▶ _DESCRIPTION OF THE TASK_
In the records below, pick out all lines containing the word "Fosfato".

====== DATA SHOWN

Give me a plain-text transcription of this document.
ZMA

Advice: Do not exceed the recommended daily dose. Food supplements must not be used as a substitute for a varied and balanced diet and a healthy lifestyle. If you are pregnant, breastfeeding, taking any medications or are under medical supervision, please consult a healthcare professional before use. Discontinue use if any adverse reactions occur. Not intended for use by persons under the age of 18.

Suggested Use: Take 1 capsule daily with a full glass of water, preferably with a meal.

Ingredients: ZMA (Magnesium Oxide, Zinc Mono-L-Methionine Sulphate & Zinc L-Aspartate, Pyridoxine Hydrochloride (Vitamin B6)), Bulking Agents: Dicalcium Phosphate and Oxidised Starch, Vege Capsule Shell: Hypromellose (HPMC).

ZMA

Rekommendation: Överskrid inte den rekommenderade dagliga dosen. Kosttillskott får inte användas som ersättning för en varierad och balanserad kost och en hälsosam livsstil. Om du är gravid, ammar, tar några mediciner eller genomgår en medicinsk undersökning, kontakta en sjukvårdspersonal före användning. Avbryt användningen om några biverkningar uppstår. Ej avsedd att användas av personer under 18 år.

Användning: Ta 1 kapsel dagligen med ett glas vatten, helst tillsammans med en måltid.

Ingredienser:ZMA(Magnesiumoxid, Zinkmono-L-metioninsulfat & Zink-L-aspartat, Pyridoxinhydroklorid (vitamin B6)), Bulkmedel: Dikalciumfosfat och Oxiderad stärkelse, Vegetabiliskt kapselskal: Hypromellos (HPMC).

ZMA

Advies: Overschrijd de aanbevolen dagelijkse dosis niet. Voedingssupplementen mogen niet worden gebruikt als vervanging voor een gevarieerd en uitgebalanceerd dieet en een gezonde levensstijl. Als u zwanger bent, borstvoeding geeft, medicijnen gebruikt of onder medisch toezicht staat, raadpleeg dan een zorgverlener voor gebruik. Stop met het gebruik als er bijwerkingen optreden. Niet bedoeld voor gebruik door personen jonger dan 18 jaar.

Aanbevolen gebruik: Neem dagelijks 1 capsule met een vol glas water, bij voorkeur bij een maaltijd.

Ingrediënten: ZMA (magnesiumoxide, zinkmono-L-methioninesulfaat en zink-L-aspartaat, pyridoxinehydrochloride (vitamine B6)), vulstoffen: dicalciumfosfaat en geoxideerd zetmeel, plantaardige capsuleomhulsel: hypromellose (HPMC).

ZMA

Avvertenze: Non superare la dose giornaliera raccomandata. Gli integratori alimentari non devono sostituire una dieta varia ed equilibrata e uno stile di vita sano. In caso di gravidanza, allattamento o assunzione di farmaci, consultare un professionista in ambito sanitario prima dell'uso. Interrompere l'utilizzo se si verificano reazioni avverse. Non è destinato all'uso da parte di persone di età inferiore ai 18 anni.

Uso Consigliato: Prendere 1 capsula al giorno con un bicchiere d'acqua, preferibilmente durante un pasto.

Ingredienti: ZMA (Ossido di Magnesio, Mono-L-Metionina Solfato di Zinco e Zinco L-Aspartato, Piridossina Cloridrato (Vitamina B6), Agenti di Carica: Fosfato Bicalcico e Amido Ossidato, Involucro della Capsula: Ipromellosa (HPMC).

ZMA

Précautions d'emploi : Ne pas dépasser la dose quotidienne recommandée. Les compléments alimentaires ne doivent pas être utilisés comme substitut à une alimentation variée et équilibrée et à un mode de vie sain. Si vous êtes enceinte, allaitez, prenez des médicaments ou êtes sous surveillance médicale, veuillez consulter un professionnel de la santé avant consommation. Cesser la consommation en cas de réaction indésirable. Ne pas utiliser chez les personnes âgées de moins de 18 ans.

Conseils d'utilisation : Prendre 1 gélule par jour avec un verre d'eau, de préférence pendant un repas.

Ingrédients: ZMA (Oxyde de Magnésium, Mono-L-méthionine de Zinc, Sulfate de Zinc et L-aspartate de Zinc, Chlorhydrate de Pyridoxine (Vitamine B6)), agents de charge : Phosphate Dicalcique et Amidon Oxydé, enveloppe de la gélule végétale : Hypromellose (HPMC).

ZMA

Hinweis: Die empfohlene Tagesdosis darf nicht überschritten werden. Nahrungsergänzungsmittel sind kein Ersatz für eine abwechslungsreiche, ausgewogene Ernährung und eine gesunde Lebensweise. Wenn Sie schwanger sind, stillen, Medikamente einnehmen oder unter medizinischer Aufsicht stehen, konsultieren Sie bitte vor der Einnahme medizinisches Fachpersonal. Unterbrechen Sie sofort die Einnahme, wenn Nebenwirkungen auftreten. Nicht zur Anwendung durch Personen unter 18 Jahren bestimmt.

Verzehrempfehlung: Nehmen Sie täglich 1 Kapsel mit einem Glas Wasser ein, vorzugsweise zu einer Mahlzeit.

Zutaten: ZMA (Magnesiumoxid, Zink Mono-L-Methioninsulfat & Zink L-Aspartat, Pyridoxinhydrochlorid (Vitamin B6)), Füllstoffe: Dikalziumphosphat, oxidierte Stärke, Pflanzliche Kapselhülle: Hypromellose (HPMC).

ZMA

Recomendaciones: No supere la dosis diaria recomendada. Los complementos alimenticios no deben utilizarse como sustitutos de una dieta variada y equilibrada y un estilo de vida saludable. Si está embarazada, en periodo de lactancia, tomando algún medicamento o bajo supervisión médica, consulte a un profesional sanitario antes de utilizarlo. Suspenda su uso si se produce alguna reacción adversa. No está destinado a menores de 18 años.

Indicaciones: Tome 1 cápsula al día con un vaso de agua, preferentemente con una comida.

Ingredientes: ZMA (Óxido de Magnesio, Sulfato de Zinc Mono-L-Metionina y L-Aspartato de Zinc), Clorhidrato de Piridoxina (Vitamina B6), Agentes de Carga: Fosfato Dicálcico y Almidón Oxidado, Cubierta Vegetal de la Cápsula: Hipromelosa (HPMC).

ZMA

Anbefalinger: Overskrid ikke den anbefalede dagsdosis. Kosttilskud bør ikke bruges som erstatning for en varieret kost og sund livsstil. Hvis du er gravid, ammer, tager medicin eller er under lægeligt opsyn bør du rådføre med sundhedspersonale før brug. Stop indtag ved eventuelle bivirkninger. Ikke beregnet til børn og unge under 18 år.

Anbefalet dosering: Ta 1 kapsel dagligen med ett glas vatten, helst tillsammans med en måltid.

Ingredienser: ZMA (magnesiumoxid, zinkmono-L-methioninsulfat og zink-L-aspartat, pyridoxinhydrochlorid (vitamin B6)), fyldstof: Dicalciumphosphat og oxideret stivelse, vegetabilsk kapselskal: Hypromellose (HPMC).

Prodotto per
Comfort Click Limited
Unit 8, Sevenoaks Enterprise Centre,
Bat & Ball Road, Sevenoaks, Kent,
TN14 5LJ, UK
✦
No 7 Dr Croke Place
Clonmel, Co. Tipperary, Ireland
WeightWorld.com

============

▶ _OUTPUT FOR THIS TASK_
Ingredienti: ZMA (Ossido di Magnesio, Mono-L-Metionina Solfato di Zinco e Zinco L-Aspartato, Piridossina Cloridrato (Vitamina B6), Agenti di Carica: Fosfato Bicalcico e Amido Ossidato, Involucro della Capsula: Ipromellosa (HPMC).
Ingredientes: ZMA (Óxido de Magnesio, Sulfato de Zinc Mono-L-Metionina y L-Aspartato de Zinc), Clorhidrato de Piridoxina (Vitamina B6), Agentes de Carga: Fosfato Dicálcico y Almidón Oxidado, Cubierta Vegetal de la Cápsula: Hipromelosa (HPMC).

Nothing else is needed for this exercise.